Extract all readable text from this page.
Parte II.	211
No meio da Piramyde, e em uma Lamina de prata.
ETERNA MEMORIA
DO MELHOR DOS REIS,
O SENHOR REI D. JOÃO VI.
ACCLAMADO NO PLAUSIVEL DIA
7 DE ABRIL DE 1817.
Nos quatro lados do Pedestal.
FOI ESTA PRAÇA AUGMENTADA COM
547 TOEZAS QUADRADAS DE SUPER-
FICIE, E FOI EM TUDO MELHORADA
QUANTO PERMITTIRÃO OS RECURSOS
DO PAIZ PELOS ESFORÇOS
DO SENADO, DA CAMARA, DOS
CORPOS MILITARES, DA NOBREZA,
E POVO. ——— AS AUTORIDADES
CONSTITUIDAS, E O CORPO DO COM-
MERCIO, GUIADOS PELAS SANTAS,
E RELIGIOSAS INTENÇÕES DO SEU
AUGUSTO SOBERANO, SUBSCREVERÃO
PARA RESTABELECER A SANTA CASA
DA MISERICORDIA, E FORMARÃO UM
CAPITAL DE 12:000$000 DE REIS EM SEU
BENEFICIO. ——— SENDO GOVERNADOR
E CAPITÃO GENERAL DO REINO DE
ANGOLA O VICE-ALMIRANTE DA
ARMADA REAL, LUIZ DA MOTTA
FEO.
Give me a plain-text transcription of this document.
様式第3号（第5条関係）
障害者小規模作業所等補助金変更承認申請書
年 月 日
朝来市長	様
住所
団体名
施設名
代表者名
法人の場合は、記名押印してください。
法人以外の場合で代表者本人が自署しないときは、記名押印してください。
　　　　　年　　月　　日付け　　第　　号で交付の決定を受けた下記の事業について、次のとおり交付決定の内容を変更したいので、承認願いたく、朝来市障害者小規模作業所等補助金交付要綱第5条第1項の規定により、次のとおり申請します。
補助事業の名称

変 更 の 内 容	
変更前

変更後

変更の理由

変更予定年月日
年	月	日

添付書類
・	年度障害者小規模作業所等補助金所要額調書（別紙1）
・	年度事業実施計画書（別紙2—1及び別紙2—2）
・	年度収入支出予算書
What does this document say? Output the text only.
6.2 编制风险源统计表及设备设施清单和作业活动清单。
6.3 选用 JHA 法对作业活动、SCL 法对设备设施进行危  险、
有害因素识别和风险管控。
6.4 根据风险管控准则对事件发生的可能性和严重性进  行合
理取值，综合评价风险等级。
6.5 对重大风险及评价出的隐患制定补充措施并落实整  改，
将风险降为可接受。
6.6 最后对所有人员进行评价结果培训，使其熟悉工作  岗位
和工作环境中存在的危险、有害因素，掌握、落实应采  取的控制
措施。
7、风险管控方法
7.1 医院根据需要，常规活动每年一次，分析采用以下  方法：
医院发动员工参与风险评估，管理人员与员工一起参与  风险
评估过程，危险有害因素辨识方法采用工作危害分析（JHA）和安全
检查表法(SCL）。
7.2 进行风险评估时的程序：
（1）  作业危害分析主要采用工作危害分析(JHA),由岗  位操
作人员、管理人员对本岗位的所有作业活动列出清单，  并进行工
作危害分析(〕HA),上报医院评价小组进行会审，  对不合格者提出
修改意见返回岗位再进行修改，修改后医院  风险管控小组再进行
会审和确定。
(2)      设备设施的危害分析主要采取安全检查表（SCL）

════════

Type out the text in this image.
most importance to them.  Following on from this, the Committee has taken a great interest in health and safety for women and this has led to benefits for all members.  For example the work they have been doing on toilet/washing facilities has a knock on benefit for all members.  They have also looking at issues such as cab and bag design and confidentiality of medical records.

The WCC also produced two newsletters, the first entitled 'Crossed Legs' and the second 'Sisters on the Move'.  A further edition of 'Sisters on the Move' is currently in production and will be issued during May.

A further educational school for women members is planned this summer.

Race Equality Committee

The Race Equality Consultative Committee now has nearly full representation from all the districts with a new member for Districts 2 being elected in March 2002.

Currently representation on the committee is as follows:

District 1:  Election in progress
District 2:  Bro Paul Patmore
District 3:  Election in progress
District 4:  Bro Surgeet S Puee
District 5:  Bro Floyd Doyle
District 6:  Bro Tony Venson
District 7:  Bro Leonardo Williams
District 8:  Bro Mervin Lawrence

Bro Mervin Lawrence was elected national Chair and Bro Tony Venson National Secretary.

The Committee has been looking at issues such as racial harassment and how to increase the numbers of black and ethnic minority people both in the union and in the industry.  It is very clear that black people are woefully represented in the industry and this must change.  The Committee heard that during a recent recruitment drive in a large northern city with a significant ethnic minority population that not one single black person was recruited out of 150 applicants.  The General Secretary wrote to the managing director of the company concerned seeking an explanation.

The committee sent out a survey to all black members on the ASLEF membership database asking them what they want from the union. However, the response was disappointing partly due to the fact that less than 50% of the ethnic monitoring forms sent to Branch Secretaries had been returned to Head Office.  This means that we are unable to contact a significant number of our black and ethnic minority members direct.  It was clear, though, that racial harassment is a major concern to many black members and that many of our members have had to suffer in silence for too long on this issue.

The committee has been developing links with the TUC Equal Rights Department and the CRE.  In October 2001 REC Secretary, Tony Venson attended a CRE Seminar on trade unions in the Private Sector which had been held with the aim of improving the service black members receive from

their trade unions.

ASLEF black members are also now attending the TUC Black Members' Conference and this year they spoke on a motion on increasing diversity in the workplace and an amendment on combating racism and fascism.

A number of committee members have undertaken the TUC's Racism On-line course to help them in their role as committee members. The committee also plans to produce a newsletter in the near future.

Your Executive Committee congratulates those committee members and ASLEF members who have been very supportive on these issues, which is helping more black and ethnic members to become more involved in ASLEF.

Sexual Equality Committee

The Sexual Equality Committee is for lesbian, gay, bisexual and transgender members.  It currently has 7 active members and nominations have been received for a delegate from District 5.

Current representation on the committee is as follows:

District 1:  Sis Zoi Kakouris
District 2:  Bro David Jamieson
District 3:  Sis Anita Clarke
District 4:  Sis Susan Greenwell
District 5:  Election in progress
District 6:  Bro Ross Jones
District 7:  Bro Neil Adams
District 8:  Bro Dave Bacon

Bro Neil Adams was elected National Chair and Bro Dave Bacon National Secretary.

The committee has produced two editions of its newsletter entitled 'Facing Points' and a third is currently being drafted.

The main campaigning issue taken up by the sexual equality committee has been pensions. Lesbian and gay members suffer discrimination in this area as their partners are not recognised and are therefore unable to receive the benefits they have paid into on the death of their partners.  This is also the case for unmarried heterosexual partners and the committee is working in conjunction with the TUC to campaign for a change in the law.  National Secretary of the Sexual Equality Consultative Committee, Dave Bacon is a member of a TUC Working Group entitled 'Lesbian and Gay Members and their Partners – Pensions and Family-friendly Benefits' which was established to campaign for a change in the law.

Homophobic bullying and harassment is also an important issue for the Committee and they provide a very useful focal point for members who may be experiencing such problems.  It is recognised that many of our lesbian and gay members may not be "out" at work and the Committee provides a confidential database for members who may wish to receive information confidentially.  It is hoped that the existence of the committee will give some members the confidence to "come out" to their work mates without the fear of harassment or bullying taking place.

════════

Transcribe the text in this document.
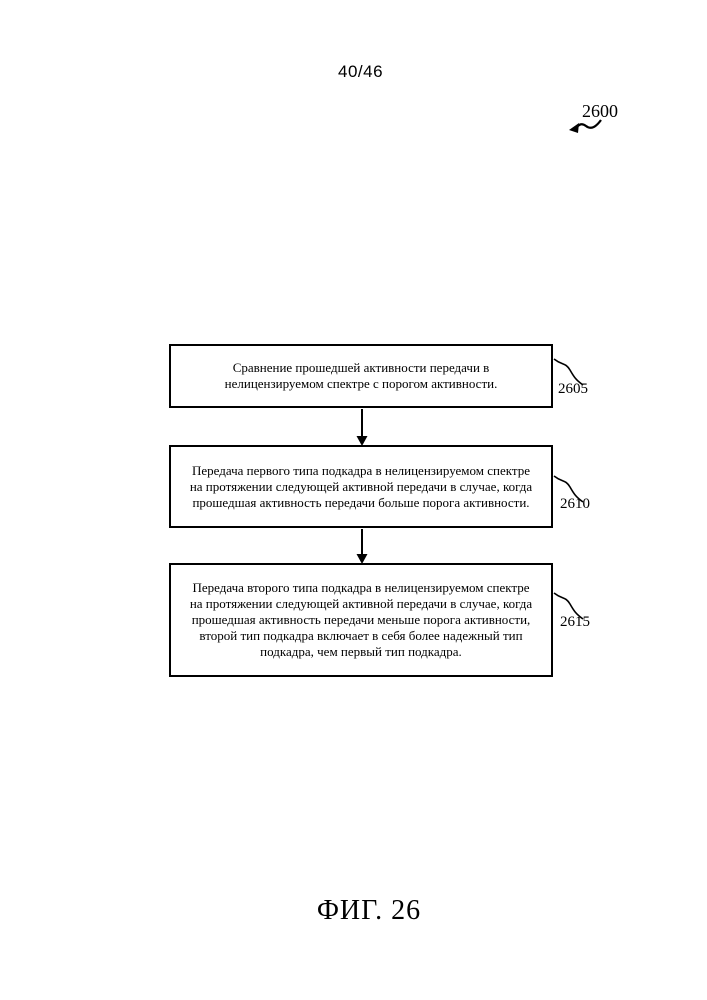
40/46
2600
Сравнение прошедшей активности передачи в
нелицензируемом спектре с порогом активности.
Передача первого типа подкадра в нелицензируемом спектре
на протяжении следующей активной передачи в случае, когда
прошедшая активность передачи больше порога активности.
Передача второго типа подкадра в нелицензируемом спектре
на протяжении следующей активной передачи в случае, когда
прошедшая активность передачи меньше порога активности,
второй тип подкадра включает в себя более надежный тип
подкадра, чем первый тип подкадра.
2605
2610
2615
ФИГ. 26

════════

§ What to do:
In the material above, find the lines that contain "спектре" and show them.

§ Exercise answer:
нелицензируемом спектре с порогом активности.
Передача первого типа подкадра в нелицензируемом спектре
Передача второго типа подкадра в нелицензируемом спектре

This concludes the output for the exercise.